## [PROBLEM REQUIREMENTS]
Find all the lines with "Lampen" and gather them.

## [PROVIDED MATERIAL]
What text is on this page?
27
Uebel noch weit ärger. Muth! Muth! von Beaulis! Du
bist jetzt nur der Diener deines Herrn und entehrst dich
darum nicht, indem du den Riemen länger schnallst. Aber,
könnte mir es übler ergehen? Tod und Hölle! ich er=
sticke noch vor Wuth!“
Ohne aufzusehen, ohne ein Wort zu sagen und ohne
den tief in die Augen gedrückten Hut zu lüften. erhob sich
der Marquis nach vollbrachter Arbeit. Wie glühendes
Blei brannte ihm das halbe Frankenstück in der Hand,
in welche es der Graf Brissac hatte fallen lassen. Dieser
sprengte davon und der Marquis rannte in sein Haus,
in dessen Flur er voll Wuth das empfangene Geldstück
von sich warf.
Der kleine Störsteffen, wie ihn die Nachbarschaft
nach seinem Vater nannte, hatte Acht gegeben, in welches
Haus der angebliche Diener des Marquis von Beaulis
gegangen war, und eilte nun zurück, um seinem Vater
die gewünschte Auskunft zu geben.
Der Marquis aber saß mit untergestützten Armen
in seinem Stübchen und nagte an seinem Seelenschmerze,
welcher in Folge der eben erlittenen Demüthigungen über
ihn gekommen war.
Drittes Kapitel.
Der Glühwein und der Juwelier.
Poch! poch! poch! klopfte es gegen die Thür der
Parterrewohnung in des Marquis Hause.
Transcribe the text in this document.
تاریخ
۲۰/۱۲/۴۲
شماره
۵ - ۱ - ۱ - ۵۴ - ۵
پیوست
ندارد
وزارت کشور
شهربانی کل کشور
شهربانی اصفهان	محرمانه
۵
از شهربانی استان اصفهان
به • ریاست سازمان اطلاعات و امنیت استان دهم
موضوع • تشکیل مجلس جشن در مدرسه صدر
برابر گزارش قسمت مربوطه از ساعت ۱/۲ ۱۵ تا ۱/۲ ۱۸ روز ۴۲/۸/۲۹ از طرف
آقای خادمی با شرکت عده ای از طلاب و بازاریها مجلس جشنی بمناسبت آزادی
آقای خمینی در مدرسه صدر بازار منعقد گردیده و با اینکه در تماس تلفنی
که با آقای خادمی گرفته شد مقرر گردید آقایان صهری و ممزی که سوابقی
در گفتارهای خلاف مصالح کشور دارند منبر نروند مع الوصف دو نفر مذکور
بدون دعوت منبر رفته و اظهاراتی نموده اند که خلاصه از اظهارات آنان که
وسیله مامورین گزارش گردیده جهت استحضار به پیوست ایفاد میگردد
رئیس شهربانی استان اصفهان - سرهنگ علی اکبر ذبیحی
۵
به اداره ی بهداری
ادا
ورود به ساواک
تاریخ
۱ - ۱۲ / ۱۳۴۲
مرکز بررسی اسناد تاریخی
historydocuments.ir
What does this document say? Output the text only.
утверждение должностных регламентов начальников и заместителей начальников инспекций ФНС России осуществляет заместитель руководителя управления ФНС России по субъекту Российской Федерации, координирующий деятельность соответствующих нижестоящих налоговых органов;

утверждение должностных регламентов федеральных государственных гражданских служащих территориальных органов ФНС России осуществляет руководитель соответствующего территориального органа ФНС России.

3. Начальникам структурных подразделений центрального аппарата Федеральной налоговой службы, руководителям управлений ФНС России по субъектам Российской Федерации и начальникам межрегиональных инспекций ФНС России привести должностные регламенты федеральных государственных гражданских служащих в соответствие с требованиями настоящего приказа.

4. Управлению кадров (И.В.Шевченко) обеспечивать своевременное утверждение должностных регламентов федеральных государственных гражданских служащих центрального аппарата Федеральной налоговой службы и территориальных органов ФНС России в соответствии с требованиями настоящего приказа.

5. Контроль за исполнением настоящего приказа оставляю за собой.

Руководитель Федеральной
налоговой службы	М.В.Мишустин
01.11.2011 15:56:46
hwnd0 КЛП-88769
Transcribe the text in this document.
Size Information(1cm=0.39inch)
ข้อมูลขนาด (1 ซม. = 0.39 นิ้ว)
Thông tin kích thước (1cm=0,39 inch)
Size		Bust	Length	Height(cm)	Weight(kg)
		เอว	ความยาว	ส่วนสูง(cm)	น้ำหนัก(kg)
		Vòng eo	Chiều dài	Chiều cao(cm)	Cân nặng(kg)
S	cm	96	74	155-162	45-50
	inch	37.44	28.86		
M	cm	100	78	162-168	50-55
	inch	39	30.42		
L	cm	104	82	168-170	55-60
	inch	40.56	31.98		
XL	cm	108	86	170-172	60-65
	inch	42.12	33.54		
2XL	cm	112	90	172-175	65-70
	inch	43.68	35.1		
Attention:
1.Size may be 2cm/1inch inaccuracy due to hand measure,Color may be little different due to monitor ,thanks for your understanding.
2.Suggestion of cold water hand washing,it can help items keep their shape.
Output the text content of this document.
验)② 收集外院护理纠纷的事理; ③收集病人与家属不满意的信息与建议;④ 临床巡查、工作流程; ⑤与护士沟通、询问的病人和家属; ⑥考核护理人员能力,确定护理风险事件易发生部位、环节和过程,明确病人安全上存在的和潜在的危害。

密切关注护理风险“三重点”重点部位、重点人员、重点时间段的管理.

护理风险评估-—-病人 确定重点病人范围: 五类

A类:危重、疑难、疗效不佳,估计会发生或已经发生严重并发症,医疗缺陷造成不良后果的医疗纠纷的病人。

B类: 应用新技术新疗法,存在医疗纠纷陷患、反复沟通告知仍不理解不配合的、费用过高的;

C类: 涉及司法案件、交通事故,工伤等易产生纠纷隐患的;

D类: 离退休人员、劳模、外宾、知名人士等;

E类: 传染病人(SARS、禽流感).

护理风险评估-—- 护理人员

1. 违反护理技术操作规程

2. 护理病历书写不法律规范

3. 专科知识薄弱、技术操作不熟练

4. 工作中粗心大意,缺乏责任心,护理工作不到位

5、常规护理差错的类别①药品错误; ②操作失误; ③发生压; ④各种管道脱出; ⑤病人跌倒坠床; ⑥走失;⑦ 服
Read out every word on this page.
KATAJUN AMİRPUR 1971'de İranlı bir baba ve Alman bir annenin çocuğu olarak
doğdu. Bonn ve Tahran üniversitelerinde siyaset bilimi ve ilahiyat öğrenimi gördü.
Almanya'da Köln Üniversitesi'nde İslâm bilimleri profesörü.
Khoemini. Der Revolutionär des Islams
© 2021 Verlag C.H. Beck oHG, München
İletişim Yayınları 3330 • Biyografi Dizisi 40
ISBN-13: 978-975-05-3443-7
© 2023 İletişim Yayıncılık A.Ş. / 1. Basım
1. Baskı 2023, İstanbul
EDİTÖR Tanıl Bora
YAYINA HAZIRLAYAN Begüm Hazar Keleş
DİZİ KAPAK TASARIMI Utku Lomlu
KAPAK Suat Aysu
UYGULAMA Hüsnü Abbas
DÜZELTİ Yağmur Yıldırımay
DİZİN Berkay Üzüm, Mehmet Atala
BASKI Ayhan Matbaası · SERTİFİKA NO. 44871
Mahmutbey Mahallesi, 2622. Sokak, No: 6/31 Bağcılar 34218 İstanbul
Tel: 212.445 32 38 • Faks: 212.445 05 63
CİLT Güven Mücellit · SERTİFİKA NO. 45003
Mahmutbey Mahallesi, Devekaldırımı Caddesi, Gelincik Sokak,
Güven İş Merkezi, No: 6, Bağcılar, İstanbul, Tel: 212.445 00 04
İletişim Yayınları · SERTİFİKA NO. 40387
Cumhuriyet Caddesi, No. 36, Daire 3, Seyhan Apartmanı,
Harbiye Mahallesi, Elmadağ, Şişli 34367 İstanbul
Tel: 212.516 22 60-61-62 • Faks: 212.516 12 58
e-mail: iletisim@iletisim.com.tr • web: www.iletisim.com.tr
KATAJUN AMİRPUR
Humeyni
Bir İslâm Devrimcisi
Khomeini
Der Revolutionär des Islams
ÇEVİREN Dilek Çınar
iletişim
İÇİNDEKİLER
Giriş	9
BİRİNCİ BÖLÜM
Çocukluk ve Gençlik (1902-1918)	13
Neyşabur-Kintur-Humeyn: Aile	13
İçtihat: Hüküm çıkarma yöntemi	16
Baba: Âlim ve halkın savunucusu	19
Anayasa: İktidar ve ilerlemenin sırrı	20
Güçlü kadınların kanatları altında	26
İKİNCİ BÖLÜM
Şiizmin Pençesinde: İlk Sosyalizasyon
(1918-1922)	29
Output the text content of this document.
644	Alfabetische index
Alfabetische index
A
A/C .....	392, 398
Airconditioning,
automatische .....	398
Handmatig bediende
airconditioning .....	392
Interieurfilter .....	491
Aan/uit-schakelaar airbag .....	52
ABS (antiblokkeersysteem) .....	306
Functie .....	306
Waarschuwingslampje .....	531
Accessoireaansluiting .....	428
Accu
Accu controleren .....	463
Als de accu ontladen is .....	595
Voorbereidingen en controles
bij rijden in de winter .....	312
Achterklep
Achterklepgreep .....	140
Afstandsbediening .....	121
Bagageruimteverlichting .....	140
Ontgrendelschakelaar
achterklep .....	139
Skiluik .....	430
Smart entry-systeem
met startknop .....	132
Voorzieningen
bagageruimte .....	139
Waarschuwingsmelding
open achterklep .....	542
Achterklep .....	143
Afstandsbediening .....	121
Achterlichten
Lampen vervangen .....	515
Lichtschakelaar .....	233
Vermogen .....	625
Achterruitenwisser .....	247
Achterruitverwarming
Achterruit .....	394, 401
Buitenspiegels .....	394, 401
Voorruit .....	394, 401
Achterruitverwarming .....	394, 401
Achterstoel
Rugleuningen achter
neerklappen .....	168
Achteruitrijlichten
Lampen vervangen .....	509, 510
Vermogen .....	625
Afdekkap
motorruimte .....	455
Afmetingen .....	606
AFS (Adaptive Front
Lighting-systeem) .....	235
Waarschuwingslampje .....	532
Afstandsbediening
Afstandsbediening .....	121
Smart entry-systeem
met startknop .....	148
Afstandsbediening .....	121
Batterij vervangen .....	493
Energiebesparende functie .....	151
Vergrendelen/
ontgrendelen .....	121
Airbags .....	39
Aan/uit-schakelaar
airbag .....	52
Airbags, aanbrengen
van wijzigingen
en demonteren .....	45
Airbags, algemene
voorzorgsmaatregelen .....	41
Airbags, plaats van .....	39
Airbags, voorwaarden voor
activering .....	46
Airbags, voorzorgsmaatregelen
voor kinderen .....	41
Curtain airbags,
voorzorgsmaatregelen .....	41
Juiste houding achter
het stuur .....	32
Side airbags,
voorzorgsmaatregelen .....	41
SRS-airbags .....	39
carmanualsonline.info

## [ANSWER TO THIS TASK]
Lampen vervangen .....	515
Lampen vervangen .....	509, 510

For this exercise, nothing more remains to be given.